Extract every line starting at the line that contains "Give me a plain-text" and ending with the final line of the data, inclusive; give only those lines, word for word.

◆ ◆ ◆ ◆ ◆

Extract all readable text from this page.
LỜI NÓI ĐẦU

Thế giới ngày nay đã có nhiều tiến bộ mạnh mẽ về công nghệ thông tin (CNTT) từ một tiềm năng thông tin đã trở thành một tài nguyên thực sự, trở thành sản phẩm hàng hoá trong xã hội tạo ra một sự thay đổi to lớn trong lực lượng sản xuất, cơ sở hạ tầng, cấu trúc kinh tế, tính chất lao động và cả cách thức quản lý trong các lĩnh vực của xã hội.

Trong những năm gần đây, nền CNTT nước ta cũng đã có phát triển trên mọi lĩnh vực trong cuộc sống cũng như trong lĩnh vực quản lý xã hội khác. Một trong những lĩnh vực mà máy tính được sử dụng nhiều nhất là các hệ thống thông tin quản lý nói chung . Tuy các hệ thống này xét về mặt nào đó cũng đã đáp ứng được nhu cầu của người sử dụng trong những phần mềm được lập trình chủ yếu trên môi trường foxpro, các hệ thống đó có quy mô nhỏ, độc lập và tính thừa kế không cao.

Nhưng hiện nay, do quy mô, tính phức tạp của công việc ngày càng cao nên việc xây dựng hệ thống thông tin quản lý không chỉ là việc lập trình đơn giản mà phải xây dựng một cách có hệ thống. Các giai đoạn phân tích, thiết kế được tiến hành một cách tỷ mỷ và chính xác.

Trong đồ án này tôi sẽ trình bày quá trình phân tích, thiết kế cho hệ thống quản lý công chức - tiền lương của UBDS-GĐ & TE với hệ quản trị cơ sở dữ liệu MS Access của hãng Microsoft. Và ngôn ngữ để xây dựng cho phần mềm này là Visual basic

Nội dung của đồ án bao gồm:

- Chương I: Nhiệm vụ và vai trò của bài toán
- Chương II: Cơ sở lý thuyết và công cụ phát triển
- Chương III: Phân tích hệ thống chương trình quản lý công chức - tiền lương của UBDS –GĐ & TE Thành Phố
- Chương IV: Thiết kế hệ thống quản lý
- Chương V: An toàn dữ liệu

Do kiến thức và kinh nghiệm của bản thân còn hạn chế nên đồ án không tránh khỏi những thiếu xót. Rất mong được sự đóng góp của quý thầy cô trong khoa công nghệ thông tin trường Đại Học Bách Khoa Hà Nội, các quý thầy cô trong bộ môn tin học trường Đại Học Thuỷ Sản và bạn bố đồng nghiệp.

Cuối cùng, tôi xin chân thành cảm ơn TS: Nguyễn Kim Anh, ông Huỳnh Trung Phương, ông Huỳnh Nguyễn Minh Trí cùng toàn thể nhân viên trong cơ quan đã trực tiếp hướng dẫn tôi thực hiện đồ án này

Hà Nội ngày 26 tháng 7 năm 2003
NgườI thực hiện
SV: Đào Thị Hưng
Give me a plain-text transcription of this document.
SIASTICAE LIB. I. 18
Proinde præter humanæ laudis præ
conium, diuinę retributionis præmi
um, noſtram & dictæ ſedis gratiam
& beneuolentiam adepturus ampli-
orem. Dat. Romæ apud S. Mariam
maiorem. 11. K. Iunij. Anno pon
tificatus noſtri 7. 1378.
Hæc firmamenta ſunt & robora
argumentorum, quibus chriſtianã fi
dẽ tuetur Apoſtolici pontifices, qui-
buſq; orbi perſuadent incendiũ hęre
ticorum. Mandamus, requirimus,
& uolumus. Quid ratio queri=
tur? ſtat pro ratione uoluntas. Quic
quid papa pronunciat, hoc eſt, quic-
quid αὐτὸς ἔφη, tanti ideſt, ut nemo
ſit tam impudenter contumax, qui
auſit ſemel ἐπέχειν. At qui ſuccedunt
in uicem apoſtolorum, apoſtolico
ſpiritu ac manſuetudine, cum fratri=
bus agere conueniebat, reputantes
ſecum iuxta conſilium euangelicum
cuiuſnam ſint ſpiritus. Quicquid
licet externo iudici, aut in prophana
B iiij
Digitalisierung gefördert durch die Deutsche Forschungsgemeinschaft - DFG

◆ ◆ ◆ ◆ ◆

Result |
Give me a plain-text transcription of this document.
SIASTICAE LIB. I. 18
Proinde præter humanæ laudis præ
conium, diuinę retributionis præmi
um, noſtram & dictæ ſedis gratiam
& beneuolentiam adepturus ampli-
orem. Dat. Romæ apud S. Mariam
maiorem. 11. K. Iunij. Anno pon
tificatus noſtri 7. 1378.
Hæc firmamenta ſunt & robora
argumentorum, quibus chriſtianã fi
dẽ tuetur Apoſtolici pontifices, qui-
buſq; orbi perſuadent incendiũ hęre
ticorum. Mandamus, requirimus,
& uolumus. Quid ratio queri=
tur? ſtat pro ratione uoluntas. Quic
quid papa pronunciat, hoc eſt, quic-
quid αὐτὸς ἔφη, tanti ideſt, ut nemo
ſit tam impudenter contumax, qui
auſit ſemel ἐπέχειν. At qui ſuccedunt
in uicem apoſtolorum, apoſtolico
ſpiritu ac manſuetudine, cum fratri=
bus agere conueniebat, reputantes
ſecum iuxta conſilium euangelicum
cuiuſnam ſint ſpiritus. Quicquid
licet externo iudici, aut in prophana
B iiij
Digitalisierung gefördert durch die Deutsche Forschungsgemeinschaft - DFG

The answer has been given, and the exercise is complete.